# Given request
What number of lines contain the word "text"? Reply with the number and nothing else.

-------- Data entries --------

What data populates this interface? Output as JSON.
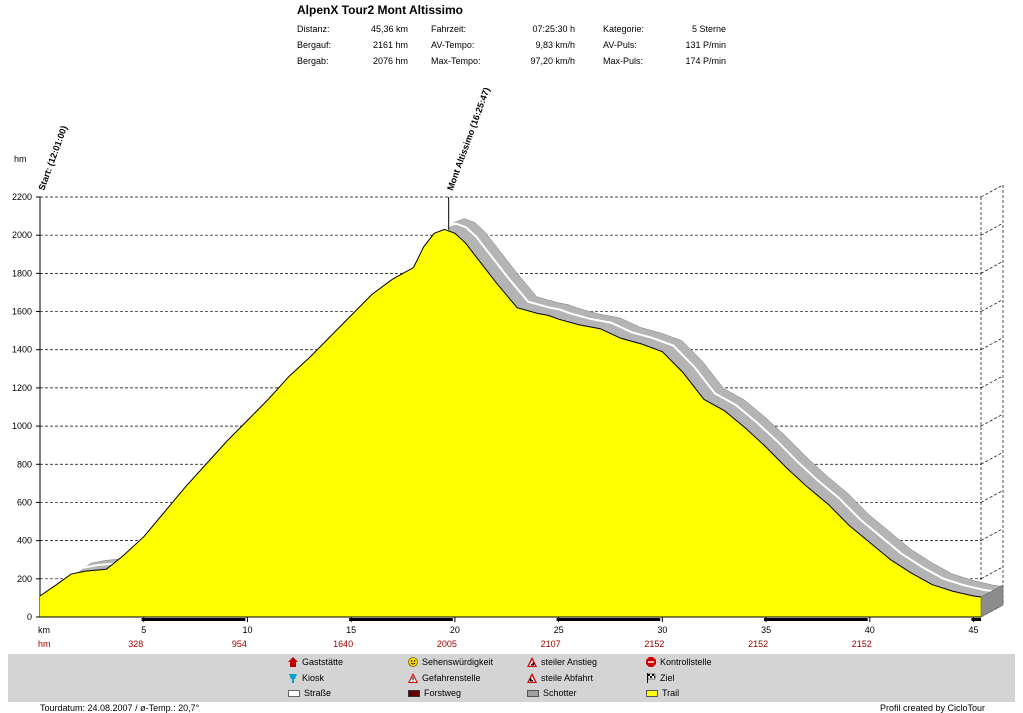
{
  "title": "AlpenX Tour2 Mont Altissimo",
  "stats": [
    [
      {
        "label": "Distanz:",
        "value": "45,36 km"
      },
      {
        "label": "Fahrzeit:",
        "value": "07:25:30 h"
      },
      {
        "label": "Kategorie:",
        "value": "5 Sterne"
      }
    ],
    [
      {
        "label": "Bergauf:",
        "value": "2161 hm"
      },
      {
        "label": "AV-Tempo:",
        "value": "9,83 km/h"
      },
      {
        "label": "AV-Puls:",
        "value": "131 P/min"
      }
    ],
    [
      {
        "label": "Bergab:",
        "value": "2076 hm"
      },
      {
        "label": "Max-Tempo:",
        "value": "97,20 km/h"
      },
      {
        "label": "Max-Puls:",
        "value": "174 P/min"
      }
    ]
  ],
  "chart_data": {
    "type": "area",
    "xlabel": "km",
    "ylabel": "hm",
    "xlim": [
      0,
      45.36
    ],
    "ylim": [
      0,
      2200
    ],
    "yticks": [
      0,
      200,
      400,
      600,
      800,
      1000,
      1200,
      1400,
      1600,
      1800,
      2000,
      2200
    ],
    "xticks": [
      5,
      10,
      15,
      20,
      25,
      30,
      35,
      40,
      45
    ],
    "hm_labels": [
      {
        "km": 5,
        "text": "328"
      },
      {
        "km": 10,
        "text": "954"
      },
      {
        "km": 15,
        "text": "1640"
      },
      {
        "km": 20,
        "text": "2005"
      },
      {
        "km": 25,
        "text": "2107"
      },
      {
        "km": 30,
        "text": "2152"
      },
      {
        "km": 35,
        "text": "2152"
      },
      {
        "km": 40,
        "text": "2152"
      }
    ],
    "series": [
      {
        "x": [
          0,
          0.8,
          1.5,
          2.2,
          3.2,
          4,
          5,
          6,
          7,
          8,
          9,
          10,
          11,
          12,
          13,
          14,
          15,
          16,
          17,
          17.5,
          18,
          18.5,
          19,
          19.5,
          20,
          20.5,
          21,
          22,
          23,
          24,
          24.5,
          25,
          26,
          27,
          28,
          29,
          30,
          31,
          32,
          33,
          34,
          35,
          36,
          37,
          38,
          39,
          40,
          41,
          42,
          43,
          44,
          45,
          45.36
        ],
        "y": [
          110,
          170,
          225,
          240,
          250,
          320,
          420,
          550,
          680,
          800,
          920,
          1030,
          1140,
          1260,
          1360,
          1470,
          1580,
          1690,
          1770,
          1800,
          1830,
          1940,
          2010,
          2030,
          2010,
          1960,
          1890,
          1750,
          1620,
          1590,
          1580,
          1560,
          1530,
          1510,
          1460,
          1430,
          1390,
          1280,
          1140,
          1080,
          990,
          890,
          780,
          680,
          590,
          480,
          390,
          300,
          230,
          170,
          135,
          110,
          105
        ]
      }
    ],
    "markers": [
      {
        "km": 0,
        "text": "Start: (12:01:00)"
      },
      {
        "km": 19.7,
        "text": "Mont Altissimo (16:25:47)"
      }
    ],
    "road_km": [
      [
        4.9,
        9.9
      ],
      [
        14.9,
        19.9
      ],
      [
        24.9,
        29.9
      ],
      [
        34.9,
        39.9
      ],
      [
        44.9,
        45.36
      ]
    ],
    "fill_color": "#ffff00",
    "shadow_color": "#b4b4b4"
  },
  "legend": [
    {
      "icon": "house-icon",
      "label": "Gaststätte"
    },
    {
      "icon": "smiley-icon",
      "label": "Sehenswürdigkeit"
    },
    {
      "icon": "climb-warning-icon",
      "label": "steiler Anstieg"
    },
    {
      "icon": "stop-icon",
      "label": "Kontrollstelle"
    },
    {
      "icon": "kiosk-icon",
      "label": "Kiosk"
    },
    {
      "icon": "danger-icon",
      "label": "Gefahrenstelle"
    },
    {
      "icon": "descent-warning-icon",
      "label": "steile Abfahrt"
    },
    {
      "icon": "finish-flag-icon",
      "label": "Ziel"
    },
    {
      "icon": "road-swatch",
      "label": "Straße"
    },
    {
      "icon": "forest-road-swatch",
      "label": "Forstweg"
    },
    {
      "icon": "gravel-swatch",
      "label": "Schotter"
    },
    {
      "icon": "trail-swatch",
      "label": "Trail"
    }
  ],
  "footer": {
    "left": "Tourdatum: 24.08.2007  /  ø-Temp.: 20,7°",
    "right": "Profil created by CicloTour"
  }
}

--------
-------- Data entries --------

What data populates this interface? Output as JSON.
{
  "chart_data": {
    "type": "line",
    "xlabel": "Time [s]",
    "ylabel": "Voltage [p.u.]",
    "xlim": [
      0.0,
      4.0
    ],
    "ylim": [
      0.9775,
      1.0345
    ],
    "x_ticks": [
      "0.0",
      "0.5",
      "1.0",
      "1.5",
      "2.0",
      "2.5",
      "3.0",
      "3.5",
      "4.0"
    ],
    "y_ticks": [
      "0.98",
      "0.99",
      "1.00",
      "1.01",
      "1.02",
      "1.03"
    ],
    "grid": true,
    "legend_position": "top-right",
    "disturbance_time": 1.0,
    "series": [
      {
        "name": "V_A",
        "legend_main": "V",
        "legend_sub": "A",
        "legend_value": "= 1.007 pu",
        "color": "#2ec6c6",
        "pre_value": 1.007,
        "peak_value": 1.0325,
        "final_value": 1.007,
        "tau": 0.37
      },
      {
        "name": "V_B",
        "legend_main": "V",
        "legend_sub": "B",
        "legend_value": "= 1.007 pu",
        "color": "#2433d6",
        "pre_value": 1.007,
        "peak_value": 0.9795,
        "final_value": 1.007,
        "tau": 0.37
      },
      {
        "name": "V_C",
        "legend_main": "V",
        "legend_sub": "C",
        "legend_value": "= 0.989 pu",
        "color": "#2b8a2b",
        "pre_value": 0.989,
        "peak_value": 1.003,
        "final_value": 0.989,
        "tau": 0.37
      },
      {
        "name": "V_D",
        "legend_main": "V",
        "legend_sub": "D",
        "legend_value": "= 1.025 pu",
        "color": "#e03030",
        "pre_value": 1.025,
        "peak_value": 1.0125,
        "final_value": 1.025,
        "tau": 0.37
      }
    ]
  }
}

--------

# Correct result
10